■ **EXERCISE AIM**: Pick out all lines with the word "Output" from the records that follow.
>> Start PROVIDED RECORDS
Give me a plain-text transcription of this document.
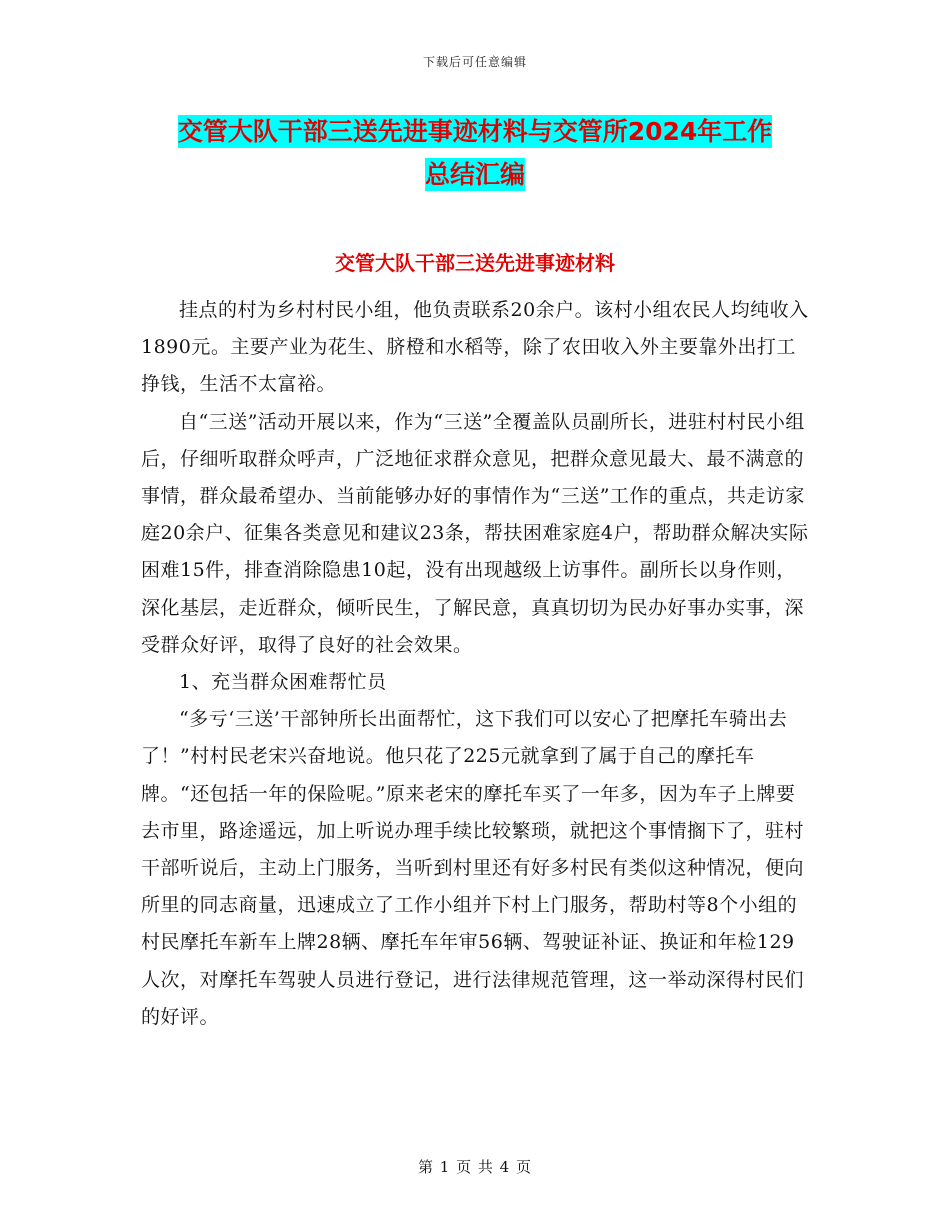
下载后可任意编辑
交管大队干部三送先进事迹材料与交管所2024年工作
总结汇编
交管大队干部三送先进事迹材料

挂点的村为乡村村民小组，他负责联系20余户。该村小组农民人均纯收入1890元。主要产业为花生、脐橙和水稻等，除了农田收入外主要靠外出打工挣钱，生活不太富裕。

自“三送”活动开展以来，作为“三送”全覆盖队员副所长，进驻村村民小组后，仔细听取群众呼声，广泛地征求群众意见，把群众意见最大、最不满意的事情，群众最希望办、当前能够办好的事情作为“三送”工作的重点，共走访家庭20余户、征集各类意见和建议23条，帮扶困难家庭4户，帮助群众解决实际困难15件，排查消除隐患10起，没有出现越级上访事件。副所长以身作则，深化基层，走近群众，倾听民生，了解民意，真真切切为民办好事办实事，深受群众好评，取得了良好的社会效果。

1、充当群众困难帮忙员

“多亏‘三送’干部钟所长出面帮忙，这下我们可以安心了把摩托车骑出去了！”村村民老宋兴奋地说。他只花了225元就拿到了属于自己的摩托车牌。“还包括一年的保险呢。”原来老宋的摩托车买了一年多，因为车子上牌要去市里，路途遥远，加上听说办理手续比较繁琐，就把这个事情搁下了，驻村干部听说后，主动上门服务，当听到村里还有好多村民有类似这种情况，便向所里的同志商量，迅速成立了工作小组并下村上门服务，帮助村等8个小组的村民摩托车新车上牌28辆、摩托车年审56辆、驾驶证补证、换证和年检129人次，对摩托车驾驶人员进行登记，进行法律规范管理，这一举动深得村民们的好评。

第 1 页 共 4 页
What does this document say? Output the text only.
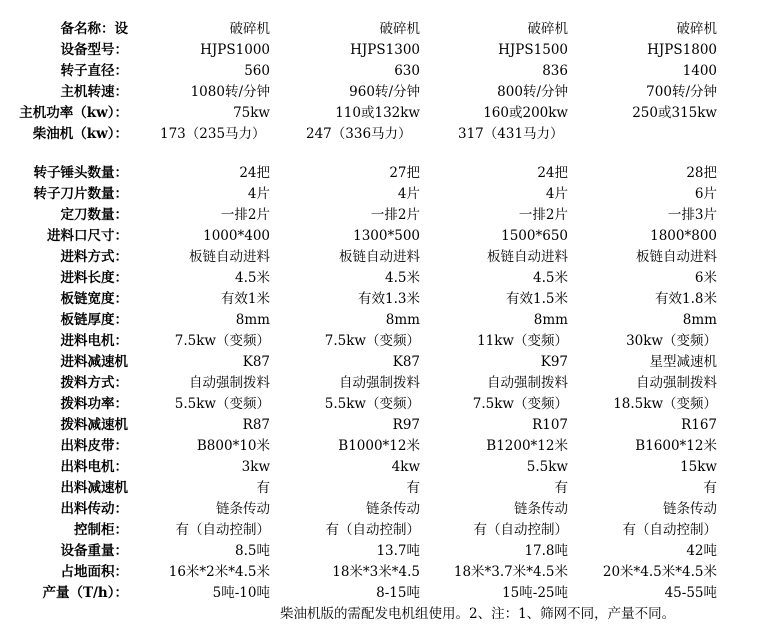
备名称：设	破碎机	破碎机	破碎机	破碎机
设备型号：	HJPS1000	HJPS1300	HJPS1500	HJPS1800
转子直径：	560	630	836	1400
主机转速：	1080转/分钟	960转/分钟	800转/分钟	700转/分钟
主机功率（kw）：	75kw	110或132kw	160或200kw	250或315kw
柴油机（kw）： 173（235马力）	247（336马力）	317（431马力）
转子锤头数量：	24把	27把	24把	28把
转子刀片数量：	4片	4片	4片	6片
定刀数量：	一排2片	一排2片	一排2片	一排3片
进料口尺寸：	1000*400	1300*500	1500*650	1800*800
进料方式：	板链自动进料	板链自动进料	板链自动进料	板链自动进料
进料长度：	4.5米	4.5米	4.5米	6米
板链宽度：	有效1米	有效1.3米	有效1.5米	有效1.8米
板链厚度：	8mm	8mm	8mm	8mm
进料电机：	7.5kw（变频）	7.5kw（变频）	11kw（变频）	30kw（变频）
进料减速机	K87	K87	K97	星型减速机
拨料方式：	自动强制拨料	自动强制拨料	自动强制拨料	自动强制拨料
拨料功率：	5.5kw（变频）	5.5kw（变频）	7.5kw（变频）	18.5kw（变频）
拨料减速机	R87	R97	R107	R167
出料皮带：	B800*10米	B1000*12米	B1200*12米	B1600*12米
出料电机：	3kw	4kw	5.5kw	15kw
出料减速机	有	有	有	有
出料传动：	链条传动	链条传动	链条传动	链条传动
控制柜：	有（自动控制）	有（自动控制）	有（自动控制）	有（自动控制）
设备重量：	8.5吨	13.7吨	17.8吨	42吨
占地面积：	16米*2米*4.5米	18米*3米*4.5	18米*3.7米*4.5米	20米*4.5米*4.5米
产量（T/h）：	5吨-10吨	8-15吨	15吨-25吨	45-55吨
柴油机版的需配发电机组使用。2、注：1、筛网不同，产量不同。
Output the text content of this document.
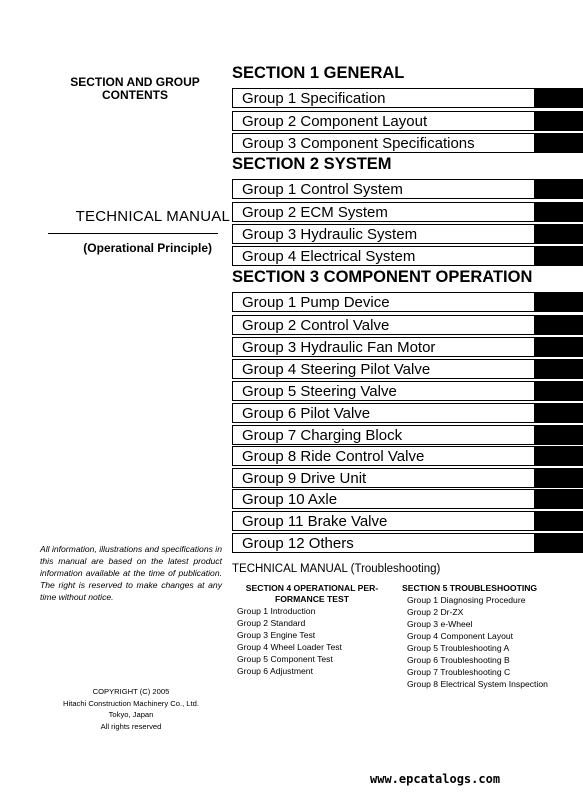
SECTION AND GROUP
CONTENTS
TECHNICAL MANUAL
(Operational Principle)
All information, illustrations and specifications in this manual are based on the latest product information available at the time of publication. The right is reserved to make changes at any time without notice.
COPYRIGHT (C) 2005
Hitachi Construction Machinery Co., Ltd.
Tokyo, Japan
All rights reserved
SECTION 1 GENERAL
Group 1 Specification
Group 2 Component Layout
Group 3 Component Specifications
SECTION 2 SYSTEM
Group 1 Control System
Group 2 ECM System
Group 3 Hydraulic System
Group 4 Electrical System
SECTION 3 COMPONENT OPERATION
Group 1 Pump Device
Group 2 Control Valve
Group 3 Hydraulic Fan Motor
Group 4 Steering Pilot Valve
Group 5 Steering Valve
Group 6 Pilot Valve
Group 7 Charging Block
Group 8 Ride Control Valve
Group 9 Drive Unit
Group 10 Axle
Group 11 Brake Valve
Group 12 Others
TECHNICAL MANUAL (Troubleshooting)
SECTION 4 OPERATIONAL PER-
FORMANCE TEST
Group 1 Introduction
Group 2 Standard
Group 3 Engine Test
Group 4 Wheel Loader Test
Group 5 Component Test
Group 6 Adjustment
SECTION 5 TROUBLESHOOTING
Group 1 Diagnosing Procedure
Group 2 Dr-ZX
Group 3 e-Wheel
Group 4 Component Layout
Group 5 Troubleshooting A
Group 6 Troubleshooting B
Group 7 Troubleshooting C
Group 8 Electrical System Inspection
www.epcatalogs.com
>> End PROVIDED RECORDS
>> Start PROVIDED RECORDS
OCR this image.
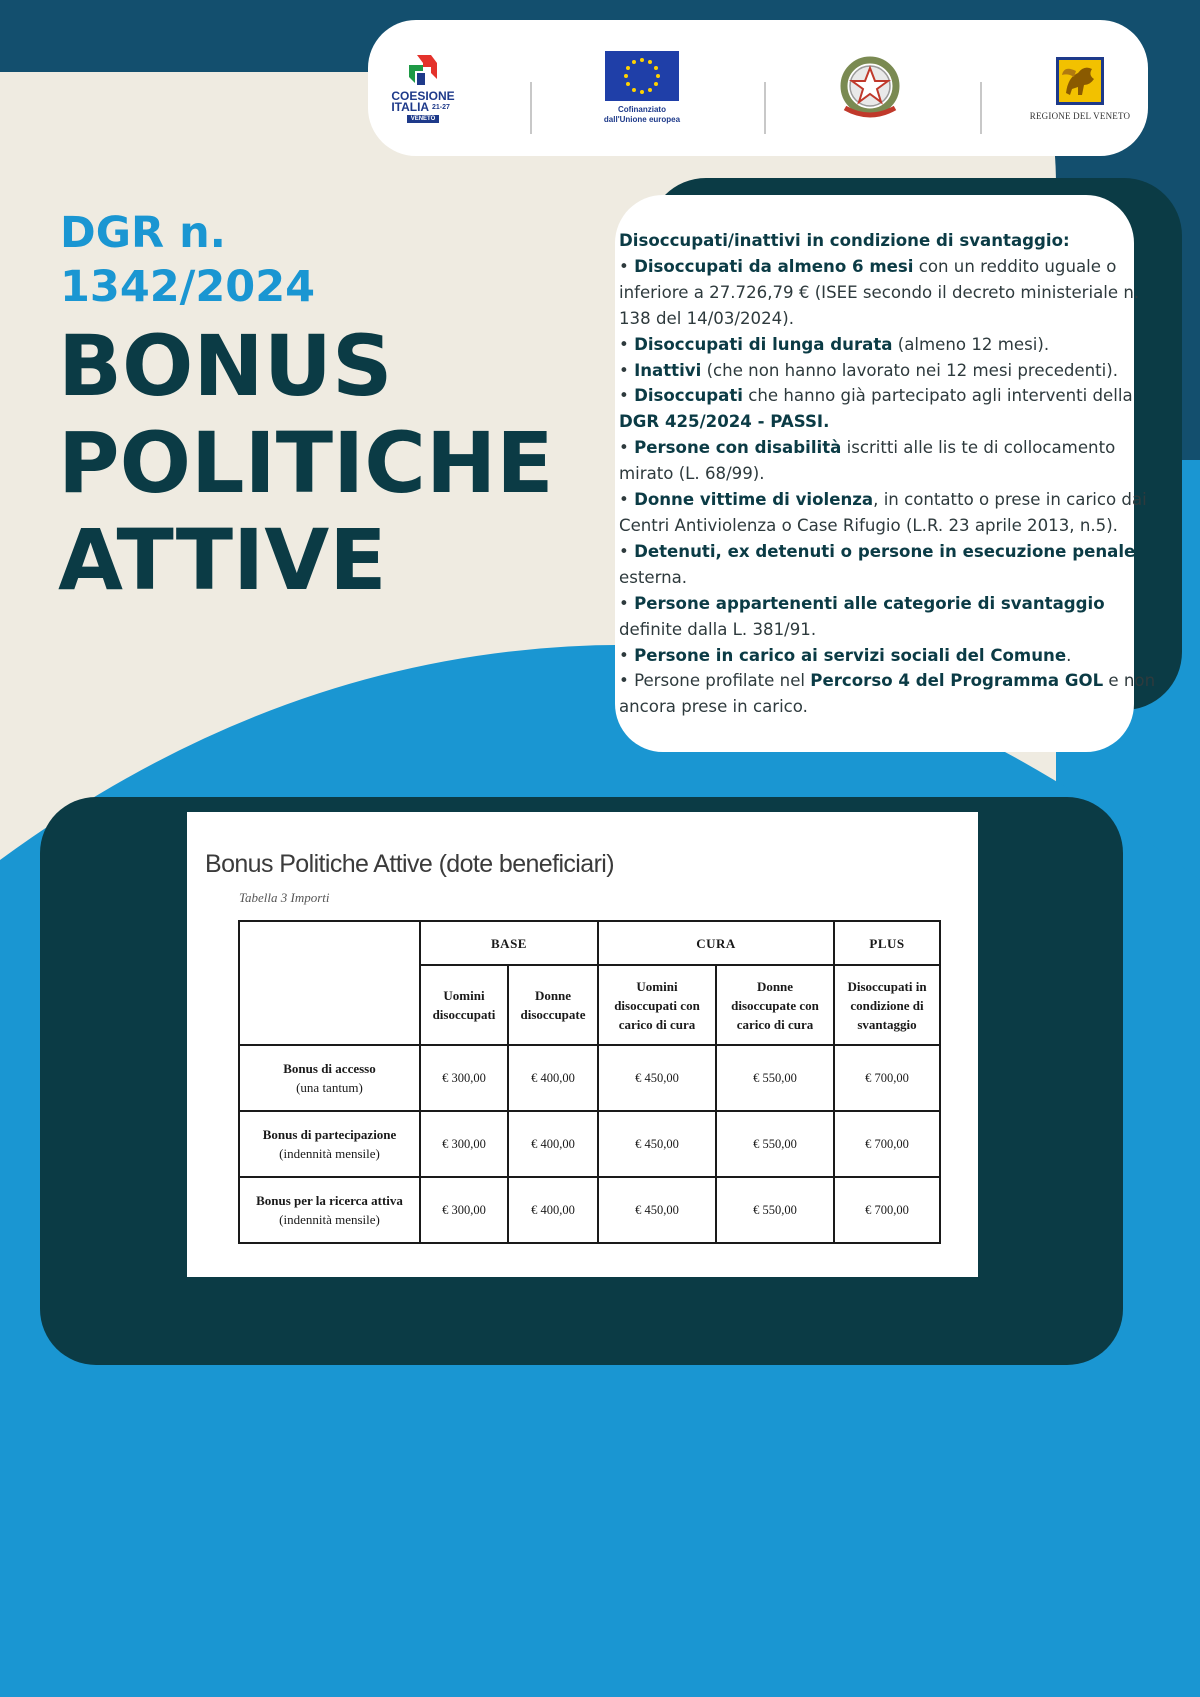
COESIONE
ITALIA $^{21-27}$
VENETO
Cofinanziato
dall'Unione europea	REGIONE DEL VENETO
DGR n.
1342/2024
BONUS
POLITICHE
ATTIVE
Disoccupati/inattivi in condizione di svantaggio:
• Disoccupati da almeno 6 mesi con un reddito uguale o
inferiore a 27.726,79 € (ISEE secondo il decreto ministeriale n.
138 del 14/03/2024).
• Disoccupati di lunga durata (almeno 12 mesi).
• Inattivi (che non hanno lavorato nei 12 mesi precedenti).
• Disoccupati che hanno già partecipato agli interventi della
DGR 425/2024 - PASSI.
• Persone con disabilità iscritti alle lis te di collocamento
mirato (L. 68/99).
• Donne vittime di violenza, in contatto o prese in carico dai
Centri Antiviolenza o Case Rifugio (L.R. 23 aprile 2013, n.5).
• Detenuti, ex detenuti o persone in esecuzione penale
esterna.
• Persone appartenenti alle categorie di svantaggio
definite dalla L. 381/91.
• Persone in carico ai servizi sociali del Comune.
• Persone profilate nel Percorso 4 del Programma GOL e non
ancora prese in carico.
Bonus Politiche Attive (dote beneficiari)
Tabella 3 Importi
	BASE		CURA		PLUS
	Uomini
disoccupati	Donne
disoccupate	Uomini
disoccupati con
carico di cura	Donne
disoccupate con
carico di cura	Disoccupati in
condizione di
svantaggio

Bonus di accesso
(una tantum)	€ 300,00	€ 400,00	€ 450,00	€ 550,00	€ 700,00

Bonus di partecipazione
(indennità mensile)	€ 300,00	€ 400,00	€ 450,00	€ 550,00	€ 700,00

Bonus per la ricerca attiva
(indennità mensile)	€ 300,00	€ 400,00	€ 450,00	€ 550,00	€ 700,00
>> End PROVIDED RECORDS
■ **RESULT FOR THIS EXERCISE**:
What does this document say? Output the text only.
Output the text content of this document.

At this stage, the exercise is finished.